- [Problem description] Wherever "charp" appears in a line, copy that line.

## begin

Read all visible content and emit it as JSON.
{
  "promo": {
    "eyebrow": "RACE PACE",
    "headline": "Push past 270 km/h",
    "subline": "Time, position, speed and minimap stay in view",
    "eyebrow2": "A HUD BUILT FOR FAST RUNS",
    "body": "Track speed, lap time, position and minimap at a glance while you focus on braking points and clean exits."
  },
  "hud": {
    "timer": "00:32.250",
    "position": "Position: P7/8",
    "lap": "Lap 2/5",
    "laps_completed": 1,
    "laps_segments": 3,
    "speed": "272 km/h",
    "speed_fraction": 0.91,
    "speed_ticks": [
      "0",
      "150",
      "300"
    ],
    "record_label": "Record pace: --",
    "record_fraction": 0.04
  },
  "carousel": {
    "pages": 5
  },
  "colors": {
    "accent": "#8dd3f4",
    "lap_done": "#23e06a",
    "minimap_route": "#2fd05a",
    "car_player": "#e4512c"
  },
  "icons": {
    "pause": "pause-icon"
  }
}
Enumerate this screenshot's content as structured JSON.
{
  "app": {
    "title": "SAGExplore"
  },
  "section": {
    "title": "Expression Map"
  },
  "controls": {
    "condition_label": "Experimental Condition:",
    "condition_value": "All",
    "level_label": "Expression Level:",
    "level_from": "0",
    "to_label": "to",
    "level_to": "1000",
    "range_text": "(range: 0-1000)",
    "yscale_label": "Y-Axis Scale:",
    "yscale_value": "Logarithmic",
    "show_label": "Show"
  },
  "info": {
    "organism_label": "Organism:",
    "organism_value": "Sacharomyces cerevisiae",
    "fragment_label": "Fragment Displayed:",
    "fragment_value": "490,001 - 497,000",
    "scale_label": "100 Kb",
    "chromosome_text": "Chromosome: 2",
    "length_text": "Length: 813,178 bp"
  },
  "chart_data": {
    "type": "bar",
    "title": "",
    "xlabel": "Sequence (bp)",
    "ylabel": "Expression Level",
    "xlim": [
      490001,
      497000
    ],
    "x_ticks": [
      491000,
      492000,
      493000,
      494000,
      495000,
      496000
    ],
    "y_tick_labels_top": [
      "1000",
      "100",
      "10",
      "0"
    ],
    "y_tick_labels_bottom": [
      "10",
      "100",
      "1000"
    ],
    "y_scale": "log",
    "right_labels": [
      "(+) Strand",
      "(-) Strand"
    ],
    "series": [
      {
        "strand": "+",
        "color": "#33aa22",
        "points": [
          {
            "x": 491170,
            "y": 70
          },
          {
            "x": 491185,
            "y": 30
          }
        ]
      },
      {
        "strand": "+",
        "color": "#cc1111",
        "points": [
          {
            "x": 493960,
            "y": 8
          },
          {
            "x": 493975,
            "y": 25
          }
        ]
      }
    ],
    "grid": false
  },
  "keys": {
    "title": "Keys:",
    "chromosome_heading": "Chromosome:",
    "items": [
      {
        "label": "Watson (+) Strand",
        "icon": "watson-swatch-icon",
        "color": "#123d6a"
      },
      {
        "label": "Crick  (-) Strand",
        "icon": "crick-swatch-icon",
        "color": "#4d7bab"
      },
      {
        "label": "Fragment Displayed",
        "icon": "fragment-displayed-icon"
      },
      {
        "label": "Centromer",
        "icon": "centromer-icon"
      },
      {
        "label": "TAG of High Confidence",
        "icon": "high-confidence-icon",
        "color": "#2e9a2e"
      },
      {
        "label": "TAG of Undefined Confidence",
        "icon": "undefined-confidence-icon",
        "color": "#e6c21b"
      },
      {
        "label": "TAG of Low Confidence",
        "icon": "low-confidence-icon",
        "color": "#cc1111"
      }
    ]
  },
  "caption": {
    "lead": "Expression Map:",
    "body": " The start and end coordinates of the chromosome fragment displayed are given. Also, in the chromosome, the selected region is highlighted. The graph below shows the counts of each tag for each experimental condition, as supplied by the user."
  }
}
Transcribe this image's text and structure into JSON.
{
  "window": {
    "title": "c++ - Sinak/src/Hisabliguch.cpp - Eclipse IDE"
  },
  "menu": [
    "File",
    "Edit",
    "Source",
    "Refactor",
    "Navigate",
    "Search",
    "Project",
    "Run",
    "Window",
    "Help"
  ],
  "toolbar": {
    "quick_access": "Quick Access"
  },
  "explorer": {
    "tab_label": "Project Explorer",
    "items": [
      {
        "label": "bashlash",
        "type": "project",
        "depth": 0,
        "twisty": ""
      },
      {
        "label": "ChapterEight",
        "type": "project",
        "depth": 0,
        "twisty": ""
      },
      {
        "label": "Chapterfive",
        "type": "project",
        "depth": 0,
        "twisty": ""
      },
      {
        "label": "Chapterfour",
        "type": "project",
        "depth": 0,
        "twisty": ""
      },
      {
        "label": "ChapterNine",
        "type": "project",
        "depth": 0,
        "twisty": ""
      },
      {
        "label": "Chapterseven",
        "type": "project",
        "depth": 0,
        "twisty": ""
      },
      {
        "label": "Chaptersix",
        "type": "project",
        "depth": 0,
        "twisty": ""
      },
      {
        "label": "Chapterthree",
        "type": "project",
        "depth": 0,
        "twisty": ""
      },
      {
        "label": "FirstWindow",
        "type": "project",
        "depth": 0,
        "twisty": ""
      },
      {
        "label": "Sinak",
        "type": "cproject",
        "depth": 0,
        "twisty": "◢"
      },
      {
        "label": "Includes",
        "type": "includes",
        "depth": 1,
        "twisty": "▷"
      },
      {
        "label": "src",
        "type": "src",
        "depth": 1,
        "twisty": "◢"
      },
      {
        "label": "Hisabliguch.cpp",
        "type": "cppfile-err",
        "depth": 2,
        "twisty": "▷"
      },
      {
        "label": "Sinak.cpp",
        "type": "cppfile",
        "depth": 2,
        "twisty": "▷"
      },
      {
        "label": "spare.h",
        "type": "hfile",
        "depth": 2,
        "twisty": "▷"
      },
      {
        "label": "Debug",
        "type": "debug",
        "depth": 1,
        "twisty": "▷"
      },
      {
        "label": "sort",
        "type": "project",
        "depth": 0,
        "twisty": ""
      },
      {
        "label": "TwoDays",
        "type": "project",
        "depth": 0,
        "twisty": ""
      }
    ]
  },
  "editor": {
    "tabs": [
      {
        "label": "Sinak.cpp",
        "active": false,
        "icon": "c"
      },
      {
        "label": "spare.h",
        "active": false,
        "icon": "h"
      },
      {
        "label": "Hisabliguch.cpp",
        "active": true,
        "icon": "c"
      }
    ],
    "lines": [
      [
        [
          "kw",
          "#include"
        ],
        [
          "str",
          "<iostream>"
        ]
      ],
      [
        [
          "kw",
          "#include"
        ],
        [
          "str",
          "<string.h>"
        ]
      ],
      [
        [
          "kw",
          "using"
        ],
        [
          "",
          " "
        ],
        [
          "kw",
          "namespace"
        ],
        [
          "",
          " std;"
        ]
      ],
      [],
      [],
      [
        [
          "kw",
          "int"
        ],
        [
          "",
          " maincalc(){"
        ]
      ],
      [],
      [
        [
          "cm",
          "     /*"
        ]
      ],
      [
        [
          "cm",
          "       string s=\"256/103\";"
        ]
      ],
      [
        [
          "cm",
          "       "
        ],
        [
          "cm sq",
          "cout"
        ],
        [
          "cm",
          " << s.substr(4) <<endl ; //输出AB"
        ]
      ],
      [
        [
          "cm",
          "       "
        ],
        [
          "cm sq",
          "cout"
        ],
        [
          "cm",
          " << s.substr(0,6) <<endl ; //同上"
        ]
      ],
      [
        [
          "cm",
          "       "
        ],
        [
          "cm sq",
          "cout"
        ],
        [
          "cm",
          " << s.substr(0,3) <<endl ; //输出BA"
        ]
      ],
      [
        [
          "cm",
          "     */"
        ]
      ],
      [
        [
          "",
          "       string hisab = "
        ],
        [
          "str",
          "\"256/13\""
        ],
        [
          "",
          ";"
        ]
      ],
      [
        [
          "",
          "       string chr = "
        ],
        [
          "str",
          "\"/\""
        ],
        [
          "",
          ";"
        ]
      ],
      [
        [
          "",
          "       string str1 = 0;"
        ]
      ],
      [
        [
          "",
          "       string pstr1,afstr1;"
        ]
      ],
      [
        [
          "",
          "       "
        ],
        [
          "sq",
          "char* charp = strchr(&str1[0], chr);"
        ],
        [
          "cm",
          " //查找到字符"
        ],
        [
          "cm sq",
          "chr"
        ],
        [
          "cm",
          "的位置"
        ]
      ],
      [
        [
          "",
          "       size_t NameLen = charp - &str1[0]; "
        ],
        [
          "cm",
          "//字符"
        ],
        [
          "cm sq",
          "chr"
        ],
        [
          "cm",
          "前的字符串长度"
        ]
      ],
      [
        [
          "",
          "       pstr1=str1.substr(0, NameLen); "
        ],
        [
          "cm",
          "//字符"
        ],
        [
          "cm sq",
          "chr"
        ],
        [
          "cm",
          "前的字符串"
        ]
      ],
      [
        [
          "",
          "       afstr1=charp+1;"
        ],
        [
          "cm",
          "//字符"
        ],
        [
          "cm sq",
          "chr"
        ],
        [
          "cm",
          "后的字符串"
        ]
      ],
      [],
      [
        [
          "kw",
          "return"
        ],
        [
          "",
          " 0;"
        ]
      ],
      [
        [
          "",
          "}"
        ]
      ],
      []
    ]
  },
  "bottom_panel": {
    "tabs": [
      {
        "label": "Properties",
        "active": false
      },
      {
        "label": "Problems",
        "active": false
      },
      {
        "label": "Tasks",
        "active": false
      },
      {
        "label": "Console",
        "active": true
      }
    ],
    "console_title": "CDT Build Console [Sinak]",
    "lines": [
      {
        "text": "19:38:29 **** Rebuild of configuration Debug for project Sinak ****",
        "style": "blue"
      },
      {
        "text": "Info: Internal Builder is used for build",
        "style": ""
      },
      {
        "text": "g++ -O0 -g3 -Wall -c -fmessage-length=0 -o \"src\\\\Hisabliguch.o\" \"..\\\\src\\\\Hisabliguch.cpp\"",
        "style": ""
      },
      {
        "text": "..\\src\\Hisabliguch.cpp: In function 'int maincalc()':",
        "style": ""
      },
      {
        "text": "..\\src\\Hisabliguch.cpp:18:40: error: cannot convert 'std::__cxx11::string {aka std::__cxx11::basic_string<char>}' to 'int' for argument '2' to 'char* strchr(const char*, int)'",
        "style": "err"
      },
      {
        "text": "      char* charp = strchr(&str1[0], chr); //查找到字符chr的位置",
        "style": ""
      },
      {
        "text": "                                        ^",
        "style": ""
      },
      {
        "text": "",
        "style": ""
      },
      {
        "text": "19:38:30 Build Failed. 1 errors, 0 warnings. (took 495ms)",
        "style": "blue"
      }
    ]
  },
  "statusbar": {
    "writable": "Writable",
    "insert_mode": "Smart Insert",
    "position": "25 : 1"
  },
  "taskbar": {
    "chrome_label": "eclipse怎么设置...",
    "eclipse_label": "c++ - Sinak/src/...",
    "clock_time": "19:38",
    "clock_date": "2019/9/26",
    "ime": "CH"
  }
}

## end

- [Answer to the problem]
          "char* charp = strchr(&str1[0], chr);"
          "       size_t NameLen = charp - &str1[0]; "
          "       afstr1=charp+1;"
        "text": "      char* charp = strchr(&str1[0], chr); //查找到字符chr的位置",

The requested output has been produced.